Dataset entries on figures:

⟨

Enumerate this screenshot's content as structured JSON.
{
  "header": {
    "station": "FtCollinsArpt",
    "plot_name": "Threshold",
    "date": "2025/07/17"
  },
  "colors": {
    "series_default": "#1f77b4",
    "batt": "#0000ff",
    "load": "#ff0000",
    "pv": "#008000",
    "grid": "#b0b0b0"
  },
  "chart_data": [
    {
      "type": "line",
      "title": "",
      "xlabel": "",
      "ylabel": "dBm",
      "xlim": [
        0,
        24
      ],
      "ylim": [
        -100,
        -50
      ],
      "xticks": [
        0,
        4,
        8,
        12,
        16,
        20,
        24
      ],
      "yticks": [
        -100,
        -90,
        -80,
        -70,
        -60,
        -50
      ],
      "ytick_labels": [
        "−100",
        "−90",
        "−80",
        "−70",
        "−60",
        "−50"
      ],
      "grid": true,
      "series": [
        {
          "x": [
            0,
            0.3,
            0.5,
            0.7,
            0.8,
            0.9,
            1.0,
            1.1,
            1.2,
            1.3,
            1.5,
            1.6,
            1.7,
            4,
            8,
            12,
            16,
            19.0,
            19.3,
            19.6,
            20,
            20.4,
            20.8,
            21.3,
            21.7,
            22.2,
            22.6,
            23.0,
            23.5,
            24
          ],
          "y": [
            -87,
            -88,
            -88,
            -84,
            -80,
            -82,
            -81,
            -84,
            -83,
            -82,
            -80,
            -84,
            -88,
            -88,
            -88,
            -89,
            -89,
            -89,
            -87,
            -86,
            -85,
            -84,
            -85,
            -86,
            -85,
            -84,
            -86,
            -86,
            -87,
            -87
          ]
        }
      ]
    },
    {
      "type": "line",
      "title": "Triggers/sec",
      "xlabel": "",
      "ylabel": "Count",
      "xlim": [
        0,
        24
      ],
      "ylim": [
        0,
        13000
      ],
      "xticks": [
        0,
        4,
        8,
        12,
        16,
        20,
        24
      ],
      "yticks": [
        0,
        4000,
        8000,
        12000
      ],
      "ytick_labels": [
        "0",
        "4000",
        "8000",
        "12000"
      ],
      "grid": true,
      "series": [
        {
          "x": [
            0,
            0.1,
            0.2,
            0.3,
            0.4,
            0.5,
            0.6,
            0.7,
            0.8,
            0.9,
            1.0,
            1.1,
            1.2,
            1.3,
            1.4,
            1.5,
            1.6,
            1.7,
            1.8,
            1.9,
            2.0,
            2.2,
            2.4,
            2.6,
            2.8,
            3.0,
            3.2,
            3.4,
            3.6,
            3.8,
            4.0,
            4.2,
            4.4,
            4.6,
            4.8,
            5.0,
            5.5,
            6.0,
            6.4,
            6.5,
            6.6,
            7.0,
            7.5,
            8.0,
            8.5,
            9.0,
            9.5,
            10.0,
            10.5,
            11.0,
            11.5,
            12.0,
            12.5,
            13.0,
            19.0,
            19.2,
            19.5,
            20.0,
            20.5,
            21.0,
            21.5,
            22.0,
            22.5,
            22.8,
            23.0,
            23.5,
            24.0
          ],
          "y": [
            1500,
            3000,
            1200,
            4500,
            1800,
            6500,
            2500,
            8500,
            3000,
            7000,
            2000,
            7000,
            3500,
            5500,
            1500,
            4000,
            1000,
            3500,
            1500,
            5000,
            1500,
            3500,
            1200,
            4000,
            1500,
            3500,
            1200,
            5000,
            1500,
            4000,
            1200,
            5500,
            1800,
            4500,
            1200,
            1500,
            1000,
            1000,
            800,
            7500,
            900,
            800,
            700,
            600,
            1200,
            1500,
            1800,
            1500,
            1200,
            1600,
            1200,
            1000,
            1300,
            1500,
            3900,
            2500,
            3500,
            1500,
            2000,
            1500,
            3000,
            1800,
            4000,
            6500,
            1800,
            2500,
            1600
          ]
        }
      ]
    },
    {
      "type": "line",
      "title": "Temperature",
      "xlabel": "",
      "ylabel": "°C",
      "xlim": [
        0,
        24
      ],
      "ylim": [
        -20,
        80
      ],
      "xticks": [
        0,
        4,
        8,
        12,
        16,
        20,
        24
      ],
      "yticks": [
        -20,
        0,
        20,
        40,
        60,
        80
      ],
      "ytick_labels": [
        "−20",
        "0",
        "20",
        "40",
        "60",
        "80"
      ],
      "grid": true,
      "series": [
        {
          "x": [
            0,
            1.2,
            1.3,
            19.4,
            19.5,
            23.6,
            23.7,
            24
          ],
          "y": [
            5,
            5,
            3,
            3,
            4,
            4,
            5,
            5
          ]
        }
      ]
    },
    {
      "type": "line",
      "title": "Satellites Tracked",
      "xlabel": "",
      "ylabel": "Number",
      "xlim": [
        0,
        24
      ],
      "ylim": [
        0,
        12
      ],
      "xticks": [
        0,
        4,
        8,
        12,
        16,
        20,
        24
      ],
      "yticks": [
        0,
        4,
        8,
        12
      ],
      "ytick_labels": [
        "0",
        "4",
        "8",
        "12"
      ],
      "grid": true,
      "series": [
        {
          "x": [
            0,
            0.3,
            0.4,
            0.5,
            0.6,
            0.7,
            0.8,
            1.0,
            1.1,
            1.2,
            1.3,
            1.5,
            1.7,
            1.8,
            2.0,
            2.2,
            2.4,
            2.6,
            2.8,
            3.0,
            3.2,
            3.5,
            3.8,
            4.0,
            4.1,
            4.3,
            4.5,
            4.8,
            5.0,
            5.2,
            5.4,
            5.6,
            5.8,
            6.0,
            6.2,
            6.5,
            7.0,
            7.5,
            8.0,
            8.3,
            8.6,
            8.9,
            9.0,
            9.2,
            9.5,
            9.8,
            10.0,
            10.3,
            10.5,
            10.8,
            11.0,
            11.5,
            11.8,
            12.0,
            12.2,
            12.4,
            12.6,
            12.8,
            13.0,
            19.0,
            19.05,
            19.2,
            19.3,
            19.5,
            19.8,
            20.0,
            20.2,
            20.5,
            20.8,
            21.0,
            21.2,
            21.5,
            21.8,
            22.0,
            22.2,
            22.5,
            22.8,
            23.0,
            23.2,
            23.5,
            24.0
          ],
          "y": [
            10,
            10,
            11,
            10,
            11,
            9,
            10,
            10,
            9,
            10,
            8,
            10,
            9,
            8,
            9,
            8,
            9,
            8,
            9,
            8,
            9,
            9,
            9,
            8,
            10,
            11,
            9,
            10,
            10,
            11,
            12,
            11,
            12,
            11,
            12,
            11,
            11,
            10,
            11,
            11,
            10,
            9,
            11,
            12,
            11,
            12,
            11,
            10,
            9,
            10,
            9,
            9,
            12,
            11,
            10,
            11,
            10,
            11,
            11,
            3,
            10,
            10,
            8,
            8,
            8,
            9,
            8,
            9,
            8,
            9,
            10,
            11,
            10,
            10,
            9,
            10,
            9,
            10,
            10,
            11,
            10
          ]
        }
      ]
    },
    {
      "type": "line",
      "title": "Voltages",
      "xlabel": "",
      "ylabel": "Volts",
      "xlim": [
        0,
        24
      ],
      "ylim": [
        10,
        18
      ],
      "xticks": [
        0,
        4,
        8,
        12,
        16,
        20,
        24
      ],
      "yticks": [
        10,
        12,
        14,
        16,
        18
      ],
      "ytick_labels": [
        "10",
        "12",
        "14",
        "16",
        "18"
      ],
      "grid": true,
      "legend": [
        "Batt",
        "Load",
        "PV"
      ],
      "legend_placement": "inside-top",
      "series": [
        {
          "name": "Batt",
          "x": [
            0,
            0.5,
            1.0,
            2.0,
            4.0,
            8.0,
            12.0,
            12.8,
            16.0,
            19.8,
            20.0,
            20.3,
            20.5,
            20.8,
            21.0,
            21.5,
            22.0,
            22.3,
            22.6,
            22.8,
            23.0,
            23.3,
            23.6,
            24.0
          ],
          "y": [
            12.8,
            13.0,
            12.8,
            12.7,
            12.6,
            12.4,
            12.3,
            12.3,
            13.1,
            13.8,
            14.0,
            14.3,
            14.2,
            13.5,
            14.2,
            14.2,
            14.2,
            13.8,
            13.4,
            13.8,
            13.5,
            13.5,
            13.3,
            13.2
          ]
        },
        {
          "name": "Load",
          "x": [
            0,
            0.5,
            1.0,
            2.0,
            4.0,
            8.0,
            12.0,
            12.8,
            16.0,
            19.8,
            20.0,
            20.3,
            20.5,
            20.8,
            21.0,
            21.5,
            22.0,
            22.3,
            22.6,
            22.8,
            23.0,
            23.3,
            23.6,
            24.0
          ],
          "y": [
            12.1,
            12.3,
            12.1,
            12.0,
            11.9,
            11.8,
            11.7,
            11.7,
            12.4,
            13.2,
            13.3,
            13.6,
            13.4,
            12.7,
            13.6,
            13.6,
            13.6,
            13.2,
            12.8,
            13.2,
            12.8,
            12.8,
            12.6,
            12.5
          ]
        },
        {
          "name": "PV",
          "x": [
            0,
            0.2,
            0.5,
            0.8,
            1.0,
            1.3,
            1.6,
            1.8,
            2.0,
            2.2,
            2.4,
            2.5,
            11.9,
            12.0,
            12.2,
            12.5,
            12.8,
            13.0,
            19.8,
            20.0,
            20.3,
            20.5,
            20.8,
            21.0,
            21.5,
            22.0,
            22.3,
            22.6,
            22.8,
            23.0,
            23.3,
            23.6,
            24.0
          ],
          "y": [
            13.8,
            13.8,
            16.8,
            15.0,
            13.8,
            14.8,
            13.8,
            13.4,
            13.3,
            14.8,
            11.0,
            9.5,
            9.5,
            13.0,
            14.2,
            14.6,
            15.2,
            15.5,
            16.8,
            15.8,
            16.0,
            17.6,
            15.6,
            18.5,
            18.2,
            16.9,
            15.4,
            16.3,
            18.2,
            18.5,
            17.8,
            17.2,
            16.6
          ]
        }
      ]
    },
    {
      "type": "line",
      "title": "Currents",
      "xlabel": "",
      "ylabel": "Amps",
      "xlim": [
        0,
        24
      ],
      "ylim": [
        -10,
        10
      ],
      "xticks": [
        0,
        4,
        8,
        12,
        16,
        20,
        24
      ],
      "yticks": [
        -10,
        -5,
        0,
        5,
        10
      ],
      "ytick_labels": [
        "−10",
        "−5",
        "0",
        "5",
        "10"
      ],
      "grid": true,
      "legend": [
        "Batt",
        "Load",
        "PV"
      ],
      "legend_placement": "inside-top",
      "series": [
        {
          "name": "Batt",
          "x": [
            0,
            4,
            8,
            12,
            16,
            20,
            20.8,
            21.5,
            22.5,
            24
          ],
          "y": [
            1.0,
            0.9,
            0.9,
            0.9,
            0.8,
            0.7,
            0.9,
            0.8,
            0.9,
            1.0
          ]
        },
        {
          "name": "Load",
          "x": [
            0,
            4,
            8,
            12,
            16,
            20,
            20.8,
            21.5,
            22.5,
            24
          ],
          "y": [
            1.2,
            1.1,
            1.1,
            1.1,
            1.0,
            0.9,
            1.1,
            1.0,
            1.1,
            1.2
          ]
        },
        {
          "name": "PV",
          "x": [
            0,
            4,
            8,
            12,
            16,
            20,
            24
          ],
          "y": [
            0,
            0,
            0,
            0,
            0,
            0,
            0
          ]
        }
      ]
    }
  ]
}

⟩

- Problem statement
In the material above, show every line where the word "title" turns up.

- Output for this task
      "title": "",
      "title": "Triggers/sec",
      "title": "Temperature",
      "title": "Satellites Tracked",
      "title": "Voltages",
      "title": "Currents",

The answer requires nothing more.